(Raw records)
══════════

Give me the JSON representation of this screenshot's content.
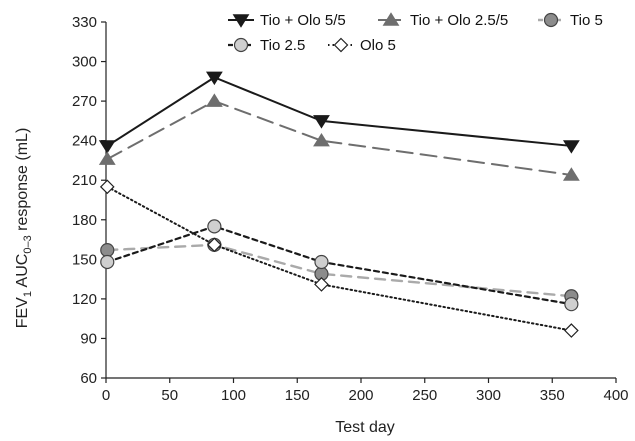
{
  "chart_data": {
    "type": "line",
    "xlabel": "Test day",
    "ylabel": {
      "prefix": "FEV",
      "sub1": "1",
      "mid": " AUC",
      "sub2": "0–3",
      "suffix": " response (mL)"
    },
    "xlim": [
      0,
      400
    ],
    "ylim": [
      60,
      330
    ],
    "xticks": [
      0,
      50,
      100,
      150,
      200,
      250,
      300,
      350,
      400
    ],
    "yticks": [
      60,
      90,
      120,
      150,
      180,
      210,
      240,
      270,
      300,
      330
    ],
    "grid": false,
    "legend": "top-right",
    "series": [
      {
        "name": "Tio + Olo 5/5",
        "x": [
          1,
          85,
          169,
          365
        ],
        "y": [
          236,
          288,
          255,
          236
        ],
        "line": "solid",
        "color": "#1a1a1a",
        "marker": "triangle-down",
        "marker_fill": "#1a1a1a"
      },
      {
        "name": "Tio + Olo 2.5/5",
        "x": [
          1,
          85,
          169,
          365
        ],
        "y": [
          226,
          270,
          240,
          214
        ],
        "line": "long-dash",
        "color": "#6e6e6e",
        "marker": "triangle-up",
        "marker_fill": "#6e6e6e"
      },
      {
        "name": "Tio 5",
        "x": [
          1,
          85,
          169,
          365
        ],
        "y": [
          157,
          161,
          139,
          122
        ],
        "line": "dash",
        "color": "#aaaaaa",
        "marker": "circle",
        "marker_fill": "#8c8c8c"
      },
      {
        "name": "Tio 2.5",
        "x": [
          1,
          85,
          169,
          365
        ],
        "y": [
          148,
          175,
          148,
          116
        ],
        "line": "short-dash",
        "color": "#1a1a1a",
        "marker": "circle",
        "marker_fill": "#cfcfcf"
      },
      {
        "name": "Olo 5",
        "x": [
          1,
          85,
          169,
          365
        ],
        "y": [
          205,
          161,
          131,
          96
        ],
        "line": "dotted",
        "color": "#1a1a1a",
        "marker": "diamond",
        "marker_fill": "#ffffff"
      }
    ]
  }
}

══════════

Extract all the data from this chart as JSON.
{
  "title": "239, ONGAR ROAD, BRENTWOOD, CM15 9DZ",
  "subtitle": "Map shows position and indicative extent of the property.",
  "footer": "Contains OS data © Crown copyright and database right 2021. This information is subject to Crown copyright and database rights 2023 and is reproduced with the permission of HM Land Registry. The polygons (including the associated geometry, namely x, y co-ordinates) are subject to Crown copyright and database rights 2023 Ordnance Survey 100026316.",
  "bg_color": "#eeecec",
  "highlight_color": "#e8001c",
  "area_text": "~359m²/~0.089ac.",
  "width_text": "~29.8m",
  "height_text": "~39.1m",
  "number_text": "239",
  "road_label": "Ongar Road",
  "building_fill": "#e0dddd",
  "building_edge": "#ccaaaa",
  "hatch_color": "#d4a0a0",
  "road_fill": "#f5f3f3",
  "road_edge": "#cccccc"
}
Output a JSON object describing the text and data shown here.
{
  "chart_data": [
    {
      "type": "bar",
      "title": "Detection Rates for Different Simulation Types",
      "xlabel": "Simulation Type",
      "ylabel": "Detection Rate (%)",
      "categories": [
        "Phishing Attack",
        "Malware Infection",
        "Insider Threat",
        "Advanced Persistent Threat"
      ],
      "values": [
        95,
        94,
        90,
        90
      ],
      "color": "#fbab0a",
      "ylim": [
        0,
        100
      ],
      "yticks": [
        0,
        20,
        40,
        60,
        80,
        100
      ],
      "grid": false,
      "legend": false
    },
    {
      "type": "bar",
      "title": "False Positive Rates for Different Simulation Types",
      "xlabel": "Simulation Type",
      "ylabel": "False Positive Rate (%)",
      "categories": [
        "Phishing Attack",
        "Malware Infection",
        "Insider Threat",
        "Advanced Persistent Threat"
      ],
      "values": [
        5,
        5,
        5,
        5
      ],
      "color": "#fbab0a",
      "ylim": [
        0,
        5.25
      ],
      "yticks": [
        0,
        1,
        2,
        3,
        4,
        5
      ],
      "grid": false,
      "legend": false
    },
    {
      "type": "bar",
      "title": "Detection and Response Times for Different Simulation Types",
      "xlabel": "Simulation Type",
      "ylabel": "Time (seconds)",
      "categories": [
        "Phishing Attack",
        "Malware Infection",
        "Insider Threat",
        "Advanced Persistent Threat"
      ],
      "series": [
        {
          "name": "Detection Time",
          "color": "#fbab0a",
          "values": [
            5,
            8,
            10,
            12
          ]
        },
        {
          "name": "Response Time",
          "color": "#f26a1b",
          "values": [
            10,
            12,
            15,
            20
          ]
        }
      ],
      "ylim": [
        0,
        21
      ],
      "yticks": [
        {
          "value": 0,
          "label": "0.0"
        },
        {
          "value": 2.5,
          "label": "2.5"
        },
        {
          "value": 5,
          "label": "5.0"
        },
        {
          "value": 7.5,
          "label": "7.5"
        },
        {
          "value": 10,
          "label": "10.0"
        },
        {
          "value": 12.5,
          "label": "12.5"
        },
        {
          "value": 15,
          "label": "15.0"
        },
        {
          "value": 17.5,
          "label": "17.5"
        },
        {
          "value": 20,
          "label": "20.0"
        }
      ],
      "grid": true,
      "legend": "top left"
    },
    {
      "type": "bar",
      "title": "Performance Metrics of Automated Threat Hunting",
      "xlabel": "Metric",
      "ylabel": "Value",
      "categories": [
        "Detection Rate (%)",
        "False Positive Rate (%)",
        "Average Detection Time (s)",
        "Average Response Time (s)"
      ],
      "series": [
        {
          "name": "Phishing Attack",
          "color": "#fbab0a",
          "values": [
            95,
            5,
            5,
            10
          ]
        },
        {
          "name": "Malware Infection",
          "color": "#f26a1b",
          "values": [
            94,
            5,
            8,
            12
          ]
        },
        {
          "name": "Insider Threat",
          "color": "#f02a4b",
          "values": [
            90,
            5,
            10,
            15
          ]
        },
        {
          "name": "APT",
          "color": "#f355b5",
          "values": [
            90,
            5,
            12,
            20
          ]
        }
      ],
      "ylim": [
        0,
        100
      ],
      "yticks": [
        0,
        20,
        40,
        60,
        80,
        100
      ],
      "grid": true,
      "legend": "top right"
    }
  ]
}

══════════

**WORK TO BE COMPLETED:** Give the number of lines in the records that contain the string "legend", and nothing besides.

**OUTPUT:** 5